What you will do: What is the number of lines in these entries that contain "nanowire"? State it alone.

Stored rows:

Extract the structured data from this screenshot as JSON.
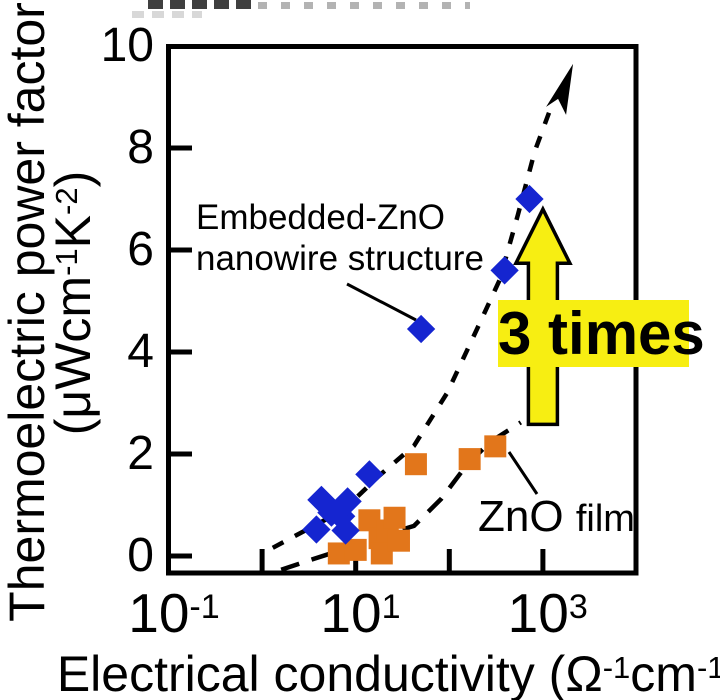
{
  "figure": {
    "kind": "scientific scatter chart",
    "background": "#ffffff"
  },
  "chart_data": {
    "type": "scatter",
    "x_axis": {
      "label_pre": "Electrical conductivity (Ω",
      "label_sup1": "-1",
      "label_mid": "cm",
      "label_sup2": "-1",
      "label_post": ")",
      "scale": "log",
      "range": [
        0.1,
        10000
      ],
      "ticks": [
        {
          "base": "10",
          "exp": "-1",
          "value": 0.1
        },
        {
          "base": "10",
          "exp": "1",
          "value": 10
        },
        {
          "base": "10",
          "exp": "3",
          "value": 1000
        }
      ],
      "minor_ticks": [
        1,
        100
      ]
    },
    "y_axis": {
      "label": "Thermoelectric power factor",
      "unit_pre": "(μWcm",
      "unit_sup1": "-1",
      "unit_mid": "K",
      "unit_sup2": "-2",
      "unit_post": ")",
      "scale": "linear",
      "range": [
        0,
        10
      ],
      "ticks": [
        0,
        2,
        4,
        6,
        8,
        10
      ]
    },
    "series": [
      {
        "name": "Embedded-ZnO nanowire structure",
        "marker": "diamond",
        "color": "#1525d0",
        "points": [
          [
            3.8,
            0.52
          ],
          [
            4.3,
            1.1
          ],
          [
            5.5,
            0.85
          ],
          [
            7.0,
            0.78
          ],
          [
            7.8,
            0.5
          ],
          [
            8.2,
            1.07
          ],
          [
            14,
            1.6
          ],
          [
            50,
            4.45
          ],
          [
            390,
            5.6
          ],
          [
            720,
            7.0
          ]
        ]
      },
      {
        "name": "ZnO film",
        "marker": "square",
        "color": "#e2761b",
        "points": [
          [
            6.6,
            0.05
          ],
          [
            10,
            0.12
          ],
          [
            14,
            0.7
          ],
          [
            18,
            0.35
          ],
          [
            19,
            0.05
          ],
          [
            22,
            0.5
          ],
          [
            26,
            0.75
          ],
          [
            29,
            0.3
          ],
          [
            44,
            1.8
          ],
          [
            165,
            1.9
          ],
          [
            310,
            2.15
          ]
        ]
      }
    ],
    "trend_lines": [
      {
        "series": "Embedded-ZnO nanowire structure",
        "style": "short-dash",
        "arrowhead": true,
        "points": [
          [
            1.3,
            0.16
          ],
          [
            3.1,
            0.53
          ],
          [
            7.4,
            0.9
          ],
          [
            17.7,
            1.57
          ],
          [
            42,
            2.16
          ],
          [
            95,
            3.2
          ],
          [
            200,
            4.47
          ],
          [
            345,
            5.41
          ],
          [
            540,
            6.69
          ],
          [
            820,
            7.94
          ],
          [
            1250,
            8.85
          ]
        ],
        "arrow_tip": [
          2100,
          9.65
        ]
      },
      {
        "series": "ZnO film",
        "style": "long-dash",
        "arrowhead": false,
        "points": [
          [
            1.6,
            -0.27
          ],
          [
            3.5,
            -0.06
          ],
          [
            8.4,
            0.16
          ],
          [
            20,
            0.41
          ],
          [
            42,
            0.59
          ],
          [
            82,
            1.12
          ],
          [
            150,
            1.76
          ],
          [
            270,
            2.23
          ],
          [
            580,
            2.62
          ]
        ]
      }
    ],
    "annotations": {
      "series1_label": {
        "line1": "Embedded-ZnO",
        "line2": "nanowire structure"
      },
      "series2_label": {
        "main": "ZnO",
        "sub": "film"
      },
      "multiplier_callout": {
        "text": "3 times",
        "bg": "#f7ee12",
        "text_color": "#000000"
      },
      "improvement_arrow": {
        "sigma": 1000,
        "tip_pf": 6.8,
        "head_base_pf": 5.74,
        "base_pf": 2.58,
        "fill": "#f7ee12"
      }
    }
  }
}
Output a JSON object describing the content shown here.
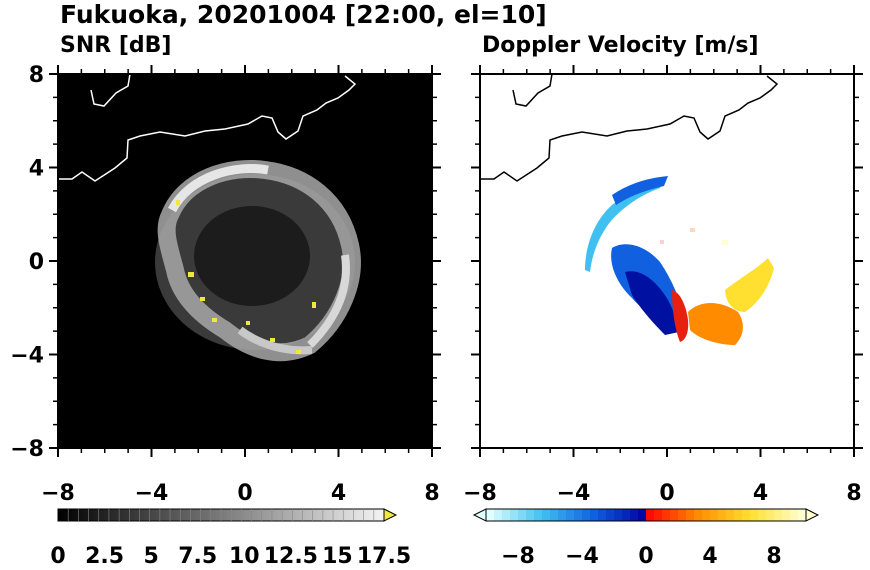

Full response: 3